* start RECORDS *

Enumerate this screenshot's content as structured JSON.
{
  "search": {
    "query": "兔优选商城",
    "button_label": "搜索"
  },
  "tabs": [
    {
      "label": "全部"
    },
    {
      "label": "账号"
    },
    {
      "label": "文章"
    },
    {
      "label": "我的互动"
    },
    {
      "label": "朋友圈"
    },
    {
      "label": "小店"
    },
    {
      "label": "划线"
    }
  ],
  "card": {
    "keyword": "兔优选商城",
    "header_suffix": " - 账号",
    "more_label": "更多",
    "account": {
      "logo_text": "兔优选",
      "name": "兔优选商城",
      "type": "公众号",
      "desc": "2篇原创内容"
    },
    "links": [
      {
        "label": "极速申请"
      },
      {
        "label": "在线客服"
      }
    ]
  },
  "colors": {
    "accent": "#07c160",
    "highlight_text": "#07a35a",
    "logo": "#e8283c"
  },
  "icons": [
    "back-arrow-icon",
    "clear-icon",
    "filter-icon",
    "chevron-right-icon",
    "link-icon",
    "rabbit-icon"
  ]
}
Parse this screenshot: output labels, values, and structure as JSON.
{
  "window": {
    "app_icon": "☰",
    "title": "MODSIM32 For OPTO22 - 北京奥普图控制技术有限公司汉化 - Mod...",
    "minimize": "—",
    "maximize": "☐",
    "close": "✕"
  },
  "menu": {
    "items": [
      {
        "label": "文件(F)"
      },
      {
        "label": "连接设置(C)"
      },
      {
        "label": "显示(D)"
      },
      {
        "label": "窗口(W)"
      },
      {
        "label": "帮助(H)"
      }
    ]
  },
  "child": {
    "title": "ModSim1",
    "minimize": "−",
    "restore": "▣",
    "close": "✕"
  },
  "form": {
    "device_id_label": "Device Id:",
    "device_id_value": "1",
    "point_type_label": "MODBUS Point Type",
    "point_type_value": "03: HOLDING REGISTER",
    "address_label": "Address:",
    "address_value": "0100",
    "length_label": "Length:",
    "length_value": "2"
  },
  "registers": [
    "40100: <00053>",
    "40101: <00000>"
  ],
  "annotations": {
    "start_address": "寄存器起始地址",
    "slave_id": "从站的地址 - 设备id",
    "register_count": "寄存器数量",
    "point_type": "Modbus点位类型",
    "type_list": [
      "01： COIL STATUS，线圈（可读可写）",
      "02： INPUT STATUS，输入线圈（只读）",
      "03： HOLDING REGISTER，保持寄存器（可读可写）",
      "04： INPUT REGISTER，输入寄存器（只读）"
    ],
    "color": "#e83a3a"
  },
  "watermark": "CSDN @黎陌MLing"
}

* end RECORDS *

◆ DIRECTIONS
Please return the data above exactly as given.

◆ FINAL ANSWER
Enumerate this screenshot's content as structured JSON.
{
  "search": {
    "query": "兔优选商城",
    "button_label": "搜索"
  },
  "tabs": [
    {
      "label": "全部"
    },
    {
      "label": "账号"
    },
    {
      "label": "文章"
    },
    {
      "label": "我的互动"
    },
    {
      "label": "朋友圈"
    },
    {
      "label": "小店"
    },
    {
      "label": "划线"
    }
  ],
  "card": {
    "keyword": "兔优选商城",
    "header_suffix": " - 账号",
    "more_label": "更多",
    "account": {
      "logo_text": "兔优选",
      "name": "兔优选商城",
      "type": "公众号",
      "desc": "2篇原创内容"
    },
    "links": [
      {
        "label": "极速申请"
      },
      {
        "label": "在线客服"
      }
    ]
  },
  "colors": {
    "accent": "#07c160",
    "highlight_text": "#07a35a",
    "logo": "#e8283c"
  },
  "icons": [
    "back-arrow-icon",
    "clear-icon",
    "filter-icon",
    "chevron-right-icon",
    "link-icon",
    "rabbit-icon"
  ]
}
Parse this screenshot: output labels, values, and structure as JSON.
{
  "window": {
    "app_icon": "☰",
    "title": "MODSIM32 For OPTO22 - 北京奥普图控制技术有限公司汉化 - Mod...",
    "minimize": "—",
    "maximize": "☐",
    "close": "✕"
  },
  "menu": {
    "items": [
      {
        "label": "文件(F)"
      },
      {
        "label": "连接设置(C)"
      },
      {
        "label": "显示(D)"
      },
      {
        "label": "窗口(W)"
      },
      {
        "label": "帮助(H)"
      }
    ]
  },
  "child": {
    "title": "ModSim1",
    "minimize": "−",
    "restore": "▣",
    "close": "✕"
  },
  "form": {
    "device_id_label": "Device Id:",
    "device_id_value": "1",
    "point_type_label": "MODBUS Point Type",
    "point_type_value": "03: HOLDING REGISTER",
    "address_label": "Address:",
    "address_value": "0100",
    "length_label": "Length:",
    "length_value": "2"
  },
  "registers": [
    "40100: <00053>",
    "40101: <00000>"
  ],
  "annotations": {
    "start_address": "寄存器起始地址",
    "slave_id": "从站的地址 - 设备id",
    "register_count": "寄存器数量",
    "point_type": "Modbus点位类型",
    "type_list": [
      "01： COIL STATUS，线圈（可读可写）",
      "02： INPUT STATUS，输入线圈（只读）",
      "03： HOLDING REGISTER，保持寄存器（可读可写）",
      "04： INPUT REGISTER，输入寄存器（只读）"
    ],
    "color": "#e83a3a"
  },
  "watermark": "CSDN @黎陌MLing"
}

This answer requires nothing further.